— PROBLEM TO WORK ON —
Reproduce the data below word for word, keeping every line in its original order.

-- START OF RECORDS FOR THIS TASK --

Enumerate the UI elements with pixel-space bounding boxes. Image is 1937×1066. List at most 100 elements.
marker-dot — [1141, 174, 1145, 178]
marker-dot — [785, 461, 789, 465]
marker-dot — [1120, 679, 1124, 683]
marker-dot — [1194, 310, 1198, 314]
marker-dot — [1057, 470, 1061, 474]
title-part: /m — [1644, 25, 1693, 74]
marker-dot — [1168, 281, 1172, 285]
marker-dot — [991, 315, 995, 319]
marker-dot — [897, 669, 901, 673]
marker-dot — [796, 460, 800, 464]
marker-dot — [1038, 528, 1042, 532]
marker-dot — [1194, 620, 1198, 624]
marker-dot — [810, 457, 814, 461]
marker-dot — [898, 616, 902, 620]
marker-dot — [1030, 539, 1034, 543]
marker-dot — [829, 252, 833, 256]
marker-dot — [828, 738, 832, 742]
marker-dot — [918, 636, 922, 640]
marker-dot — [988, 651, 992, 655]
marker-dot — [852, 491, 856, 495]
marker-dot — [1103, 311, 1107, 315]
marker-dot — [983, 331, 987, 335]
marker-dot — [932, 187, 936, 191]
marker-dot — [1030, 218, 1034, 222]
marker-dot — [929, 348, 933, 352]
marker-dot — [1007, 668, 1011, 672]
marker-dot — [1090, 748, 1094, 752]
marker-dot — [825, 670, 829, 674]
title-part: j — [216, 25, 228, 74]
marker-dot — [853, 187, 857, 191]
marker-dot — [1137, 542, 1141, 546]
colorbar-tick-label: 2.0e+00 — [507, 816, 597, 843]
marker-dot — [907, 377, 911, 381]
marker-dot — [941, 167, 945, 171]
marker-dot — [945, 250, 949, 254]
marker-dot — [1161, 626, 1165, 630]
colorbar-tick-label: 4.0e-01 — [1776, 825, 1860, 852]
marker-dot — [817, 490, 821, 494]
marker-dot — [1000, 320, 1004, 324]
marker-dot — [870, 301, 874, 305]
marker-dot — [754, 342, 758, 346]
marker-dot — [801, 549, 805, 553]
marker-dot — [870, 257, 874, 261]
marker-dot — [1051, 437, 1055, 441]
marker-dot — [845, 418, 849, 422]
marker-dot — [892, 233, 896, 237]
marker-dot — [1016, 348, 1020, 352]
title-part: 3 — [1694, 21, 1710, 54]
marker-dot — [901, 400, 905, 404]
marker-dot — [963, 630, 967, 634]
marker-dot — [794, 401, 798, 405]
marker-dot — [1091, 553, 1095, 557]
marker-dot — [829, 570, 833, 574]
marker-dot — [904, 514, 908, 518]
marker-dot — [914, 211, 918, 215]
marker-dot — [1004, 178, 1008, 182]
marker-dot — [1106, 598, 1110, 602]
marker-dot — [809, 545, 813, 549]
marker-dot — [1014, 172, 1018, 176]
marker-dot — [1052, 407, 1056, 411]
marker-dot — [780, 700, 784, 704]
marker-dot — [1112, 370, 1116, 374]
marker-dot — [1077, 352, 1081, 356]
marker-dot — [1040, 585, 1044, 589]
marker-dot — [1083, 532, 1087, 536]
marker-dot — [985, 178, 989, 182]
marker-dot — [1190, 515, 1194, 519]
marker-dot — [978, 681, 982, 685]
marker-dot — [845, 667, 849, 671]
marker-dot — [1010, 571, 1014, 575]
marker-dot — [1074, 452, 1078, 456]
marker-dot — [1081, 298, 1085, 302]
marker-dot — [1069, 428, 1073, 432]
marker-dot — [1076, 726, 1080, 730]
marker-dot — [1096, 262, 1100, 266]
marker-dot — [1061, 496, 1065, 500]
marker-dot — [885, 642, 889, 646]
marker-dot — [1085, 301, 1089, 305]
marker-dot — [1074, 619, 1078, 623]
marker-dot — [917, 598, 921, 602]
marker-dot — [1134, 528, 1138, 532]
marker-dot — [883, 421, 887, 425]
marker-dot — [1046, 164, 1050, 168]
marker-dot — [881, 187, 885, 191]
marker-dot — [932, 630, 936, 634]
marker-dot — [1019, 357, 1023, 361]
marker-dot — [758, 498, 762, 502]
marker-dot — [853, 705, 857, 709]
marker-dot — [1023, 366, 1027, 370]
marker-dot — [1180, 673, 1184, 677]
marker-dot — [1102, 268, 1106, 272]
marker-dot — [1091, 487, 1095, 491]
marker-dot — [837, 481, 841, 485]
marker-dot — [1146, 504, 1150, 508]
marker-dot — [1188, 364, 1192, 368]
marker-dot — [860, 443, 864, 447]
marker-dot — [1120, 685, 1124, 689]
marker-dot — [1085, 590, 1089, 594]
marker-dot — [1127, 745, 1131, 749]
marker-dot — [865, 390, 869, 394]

-- END OF RECORDS FOR THIS TASK --

— OUTPUT —
Enumerate the UI elements with pixel-space bounding boxes. Image is 1937×1066. List at most 100 elements.
marker-dot — [1141, 174, 1145, 178]
marker-dot — [785, 461, 789, 465]
marker-dot — [1120, 679, 1124, 683]
marker-dot — [1194, 310, 1198, 314]
marker-dot — [1057, 470, 1061, 474]
title-part: /m — [1644, 25, 1693, 74]
marker-dot — [1168, 281, 1172, 285]
marker-dot — [991, 315, 995, 319]
marker-dot — [897, 669, 901, 673]
marker-dot — [796, 460, 800, 464]
marker-dot — [1038, 528, 1042, 532]
marker-dot — [1194, 620, 1198, 624]
marker-dot — [810, 457, 814, 461]
marker-dot — [898, 616, 902, 620]
marker-dot — [1030, 539, 1034, 543]
marker-dot — [829, 252, 833, 256]
marker-dot — [828, 738, 832, 742]
marker-dot — [918, 636, 922, 640]
marker-dot — [988, 651, 992, 655]
marker-dot — [852, 491, 856, 495]
marker-dot — [1103, 311, 1107, 315]
marker-dot — [983, 331, 987, 335]
marker-dot — [932, 187, 936, 191]
marker-dot — [1030, 218, 1034, 222]
marker-dot — [929, 348, 933, 352]
marker-dot — [1007, 668, 1011, 672]
marker-dot — [1090, 748, 1094, 752]
marker-dot — [825, 670, 829, 674]
title-part: j — [216, 25, 228, 74]
marker-dot — [853, 187, 857, 191]
marker-dot — [1137, 542, 1141, 546]
colorbar-tick-label: 2.0e+00 — [507, 816, 597, 843]
marker-dot — [907, 377, 911, 381]
marker-dot — [941, 167, 945, 171]
marker-dot — [945, 250, 949, 254]
marker-dot — [1161, 626, 1165, 630]
colorbar-tick-label: 4.0e-01 — [1776, 825, 1860, 852]
marker-dot — [817, 490, 821, 494]
marker-dot — [1000, 320, 1004, 324]
marker-dot — [870, 301, 874, 305]
marker-dot — [754, 342, 758, 346]
marker-dot — [801, 549, 805, 553]
marker-dot — [870, 257, 874, 261]
marker-dot — [1051, 437, 1055, 441]
marker-dot — [845, 418, 849, 422]
marker-dot — [892, 233, 896, 237]
marker-dot — [1016, 348, 1020, 352]
title-part: 3 — [1694, 21, 1710, 54]
marker-dot — [901, 400, 905, 404]
marker-dot — [963, 630, 967, 634]
marker-dot — [794, 401, 798, 405]
marker-dot — [1091, 553, 1095, 557]
marker-dot — [829, 570, 833, 574]
marker-dot — [904, 514, 908, 518]
marker-dot — [914, 211, 918, 215]
marker-dot — [1004, 178, 1008, 182]
marker-dot — [1106, 598, 1110, 602]
marker-dot — [809, 545, 813, 549]
marker-dot — [1014, 172, 1018, 176]
marker-dot — [1052, 407, 1056, 411]
marker-dot — [780, 700, 784, 704]
marker-dot — [1112, 370, 1116, 374]
marker-dot — [1077, 352, 1081, 356]
marker-dot — [1040, 585, 1044, 589]
marker-dot — [1083, 532, 1087, 536]
marker-dot — [985, 178, 989, 182]
marker-dot — [1190, 515, 1194, 519]
marker-dot — [978, 681, 982, 685]
marker-dot — [845, 667, 849, 671]
marker-dot — [1010, 571, 1014, 575]
marker-dot — [1074, 452, 1078, 456]
marker-dot — [1081, 298, 1085, 302]
marker-dot — [1069, 428, 1073, 432]
marker-dot — [1076, 726, 1080, 730]
marker-dot — [1096, 262, 1100, 266]
marker-dot — [1061, 496, 1065, 500]
marker-dot — [885, 642, 889, 646]
marker-dot — [1085, 301, 1089, 305]
marker-dot — [1074, 619, 1078, 623]
marker-dot — [917, 598, 921, 602]
marker-dot — [1134, 528, 1138, 532]
marker-dot — [883, 421, 887, 425]
marker-dot — [1046, 164, 1050, 168]
marker-dot — [881, 187, 885, 191]
marker-dot — [932, 630, 936, 634]
marker-dot — [1019, 357, 1023, 361]
marker-dot — [758, 498, 762, 502]
marker-dot — [853, 705, 857, 709]
marker-dot — [1023, 366, 1027, 370]
marker-dot — [1180, 673, 1184, 677]
marker-dot — [1102, 268, 1106, 272]
marker-dot — [1091, 487, 1095, 491]
marker-dot — [837, 481, 841, 485]
marker-dot — [1146, 504, 1150, 508]
marker-dot — [1188, 364, 1192, 368]
marker-dot — [860, 443, 864, 447]
marker-dot — [1120, 685, 1124, 689]
marker-dot — [1085, 590, 1089, 594]
marker-dot — [1127, 745, 1131, 749]
marker-dot — [865, 390, 869, 394]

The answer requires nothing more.